• [EXERCISE PROMPT] Return verbatim the portion of the material below that starts at the line containing "Serialize everything readable" and ends at its last line.

• [DATA FOR ANALYSIS]
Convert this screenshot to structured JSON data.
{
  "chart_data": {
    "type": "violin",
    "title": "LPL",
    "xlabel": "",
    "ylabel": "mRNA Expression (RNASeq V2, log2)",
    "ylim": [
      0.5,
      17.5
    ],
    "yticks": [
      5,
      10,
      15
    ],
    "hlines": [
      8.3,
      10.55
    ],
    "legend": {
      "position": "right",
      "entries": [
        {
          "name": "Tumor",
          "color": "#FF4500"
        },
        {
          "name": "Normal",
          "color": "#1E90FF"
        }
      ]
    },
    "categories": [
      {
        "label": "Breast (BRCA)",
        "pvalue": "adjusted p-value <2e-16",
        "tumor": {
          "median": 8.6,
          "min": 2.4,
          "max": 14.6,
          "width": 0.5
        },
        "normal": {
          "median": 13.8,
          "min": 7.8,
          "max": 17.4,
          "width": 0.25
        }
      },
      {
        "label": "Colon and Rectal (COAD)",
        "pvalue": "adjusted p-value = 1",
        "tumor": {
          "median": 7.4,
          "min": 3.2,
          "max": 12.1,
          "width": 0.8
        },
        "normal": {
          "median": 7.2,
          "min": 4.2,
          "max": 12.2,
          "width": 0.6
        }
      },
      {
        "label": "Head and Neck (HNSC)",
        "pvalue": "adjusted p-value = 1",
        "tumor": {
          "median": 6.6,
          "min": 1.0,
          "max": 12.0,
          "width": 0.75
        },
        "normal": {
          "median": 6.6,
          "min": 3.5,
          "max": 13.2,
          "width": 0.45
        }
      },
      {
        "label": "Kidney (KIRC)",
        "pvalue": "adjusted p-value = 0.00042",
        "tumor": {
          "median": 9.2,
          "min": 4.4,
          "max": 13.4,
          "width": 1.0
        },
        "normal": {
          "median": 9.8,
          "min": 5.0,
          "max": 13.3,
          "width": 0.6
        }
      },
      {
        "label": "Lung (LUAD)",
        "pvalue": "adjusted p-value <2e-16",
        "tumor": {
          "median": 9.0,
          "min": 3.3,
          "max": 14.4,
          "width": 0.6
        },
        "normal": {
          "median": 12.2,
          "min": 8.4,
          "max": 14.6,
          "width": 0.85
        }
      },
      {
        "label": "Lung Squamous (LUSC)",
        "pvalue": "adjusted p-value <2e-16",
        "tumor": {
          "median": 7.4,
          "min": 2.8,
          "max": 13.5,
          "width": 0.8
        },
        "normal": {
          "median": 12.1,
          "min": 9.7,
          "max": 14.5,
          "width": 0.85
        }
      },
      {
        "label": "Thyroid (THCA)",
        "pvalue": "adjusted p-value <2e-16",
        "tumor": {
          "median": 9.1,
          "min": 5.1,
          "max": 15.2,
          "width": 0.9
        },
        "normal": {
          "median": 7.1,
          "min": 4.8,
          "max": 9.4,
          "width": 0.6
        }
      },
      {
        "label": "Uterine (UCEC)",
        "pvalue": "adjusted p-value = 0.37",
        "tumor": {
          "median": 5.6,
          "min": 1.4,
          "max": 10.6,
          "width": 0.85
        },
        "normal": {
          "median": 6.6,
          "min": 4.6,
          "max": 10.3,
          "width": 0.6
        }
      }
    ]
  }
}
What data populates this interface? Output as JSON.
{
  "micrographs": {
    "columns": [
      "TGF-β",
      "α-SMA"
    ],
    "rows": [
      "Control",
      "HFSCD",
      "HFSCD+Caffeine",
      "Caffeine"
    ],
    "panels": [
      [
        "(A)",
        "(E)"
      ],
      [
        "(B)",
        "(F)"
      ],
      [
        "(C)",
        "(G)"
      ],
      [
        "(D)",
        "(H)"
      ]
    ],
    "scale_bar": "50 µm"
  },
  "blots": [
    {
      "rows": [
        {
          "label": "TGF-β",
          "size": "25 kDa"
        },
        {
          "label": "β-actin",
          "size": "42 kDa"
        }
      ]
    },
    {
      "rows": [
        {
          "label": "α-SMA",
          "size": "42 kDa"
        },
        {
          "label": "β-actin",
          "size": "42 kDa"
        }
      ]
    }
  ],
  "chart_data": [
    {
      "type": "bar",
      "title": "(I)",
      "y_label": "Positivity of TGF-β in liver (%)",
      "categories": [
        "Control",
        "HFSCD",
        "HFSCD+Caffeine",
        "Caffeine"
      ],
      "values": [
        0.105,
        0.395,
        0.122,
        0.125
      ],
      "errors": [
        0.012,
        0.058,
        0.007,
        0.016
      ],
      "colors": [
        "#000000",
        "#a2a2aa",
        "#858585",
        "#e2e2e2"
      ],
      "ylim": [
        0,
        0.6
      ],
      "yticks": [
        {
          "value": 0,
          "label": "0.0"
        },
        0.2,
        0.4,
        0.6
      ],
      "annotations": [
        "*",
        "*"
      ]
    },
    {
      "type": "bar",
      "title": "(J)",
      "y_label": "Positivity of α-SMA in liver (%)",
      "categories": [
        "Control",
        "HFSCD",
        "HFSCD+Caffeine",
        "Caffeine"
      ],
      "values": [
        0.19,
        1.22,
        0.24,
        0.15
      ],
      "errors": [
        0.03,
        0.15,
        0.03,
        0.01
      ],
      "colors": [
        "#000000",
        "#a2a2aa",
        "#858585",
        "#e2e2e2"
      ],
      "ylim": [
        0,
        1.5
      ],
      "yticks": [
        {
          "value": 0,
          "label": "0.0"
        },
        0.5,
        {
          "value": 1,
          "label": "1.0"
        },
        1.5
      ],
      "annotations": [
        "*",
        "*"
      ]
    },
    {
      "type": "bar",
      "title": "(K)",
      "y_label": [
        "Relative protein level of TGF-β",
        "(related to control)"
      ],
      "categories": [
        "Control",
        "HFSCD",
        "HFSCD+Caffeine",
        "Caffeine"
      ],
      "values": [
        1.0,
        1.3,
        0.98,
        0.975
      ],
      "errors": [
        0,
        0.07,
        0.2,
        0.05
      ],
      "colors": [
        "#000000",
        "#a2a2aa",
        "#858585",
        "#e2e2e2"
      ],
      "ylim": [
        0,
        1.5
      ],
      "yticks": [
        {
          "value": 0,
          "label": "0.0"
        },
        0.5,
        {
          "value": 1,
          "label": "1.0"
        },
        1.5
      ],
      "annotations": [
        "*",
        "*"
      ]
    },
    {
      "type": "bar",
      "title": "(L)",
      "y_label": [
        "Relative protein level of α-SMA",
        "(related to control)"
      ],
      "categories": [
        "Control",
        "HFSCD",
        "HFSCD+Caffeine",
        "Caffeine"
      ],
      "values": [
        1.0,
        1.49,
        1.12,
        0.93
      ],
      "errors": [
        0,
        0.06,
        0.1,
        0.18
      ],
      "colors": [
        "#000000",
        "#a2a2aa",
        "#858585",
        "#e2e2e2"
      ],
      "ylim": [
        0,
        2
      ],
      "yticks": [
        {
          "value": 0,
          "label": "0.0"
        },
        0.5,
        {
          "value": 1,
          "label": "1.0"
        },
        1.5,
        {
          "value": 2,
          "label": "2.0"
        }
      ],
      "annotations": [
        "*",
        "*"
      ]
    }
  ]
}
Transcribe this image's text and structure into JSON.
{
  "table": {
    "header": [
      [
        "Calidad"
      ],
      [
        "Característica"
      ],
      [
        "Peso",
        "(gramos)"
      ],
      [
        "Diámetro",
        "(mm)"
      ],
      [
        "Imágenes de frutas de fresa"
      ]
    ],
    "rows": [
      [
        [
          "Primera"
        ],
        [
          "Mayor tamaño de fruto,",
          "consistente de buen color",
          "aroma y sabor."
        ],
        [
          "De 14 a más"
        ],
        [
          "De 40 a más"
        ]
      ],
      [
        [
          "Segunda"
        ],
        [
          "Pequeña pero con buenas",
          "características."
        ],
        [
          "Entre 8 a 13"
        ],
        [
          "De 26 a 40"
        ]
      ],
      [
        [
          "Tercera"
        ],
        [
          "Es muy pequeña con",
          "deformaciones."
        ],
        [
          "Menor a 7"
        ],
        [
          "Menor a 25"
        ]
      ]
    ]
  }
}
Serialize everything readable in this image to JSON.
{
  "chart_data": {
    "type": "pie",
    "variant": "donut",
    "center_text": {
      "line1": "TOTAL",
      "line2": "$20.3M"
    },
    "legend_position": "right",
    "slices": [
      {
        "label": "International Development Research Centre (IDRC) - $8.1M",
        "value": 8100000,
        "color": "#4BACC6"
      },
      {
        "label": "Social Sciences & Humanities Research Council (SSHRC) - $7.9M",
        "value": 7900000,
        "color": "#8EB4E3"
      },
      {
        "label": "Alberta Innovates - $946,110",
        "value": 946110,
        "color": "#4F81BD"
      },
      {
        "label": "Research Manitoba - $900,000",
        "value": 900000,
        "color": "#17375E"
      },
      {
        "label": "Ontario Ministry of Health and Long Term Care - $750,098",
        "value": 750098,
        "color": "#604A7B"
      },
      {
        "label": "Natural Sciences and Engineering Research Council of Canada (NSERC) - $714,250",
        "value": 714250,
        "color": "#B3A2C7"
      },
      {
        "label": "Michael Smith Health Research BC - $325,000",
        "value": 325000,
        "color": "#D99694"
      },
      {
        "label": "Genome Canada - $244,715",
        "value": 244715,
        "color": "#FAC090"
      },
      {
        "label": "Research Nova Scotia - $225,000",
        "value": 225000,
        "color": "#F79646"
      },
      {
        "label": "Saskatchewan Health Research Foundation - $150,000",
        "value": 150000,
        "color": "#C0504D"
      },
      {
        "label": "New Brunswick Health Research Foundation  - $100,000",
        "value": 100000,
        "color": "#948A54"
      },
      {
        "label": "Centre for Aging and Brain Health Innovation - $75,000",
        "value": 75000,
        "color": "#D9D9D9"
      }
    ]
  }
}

• [ANSWER TO THIS TASK]
Serialize everything readable in this image to JSON.
{
  "chart_data": {
    "type": "pie",
    "variant": "donut",
    "center_text": {
      "line1": "TOTAL",
      "line2": "$20.3M"
    },
    "legend_position": "right",
    "slices": [
      {
        "label": "International Development Research Centre (IDRC) - $8.1M",
        "value": 8100000,
        "color": "#4BACC6"
      },
      {
        "label": "Social Sciences & Humanities Research Council (SSHRC) - $7.9M",
        "value": 7900000,
        "color": "#8EB4E3"
      },
      {
        "label": "Alberta Innovates - $946,110",
        "value": 946110,
        "color": "#4F81BD"
      },
      {
        "label": "Research Manitoba - $900,000",
        "value": 900000,
        "color": "#17375E"
      },
      {
        "label": "Ontario Ministry of Health and Long Term Care - $750,098",
        "value": 750098,
        "color": "#604A7B"
      },
      {
        "label": "Natural Sciences and Engineering Research Council of Canada (NSERC) - $714,250",
        "value": 714250,
        "color": "#B3A2C7"
      },
      {
        "label": "Michael Smith Health Research BC - $325,000",
        "value": 325000,
        "color": "#D99694"
      },
      {
        "label": "Genome Canada - $244,715",
        "value": 244715,
        "color": "#FAC090"
      },
      {
        "label": "Research Nova Scotia - $225,000",
        "value": 225000,
        "color": "#F79646"
      },
      {
        "label": "Saskatchewan Health Research Foundation - $150,000",
        "value": 150000,
        "color": "#C0504D"
      },
      {
        "label": "New Brunswick Health Research Foundation  - $100,000",
        "value": 100000,
        "color": "#948A54"
      },
      {
        "label": "Centre for Aging and Brain Health Innovation - $75,000",
        "value": 75000,
        "color": "#D9D9D9"
      }
    ]
  }
}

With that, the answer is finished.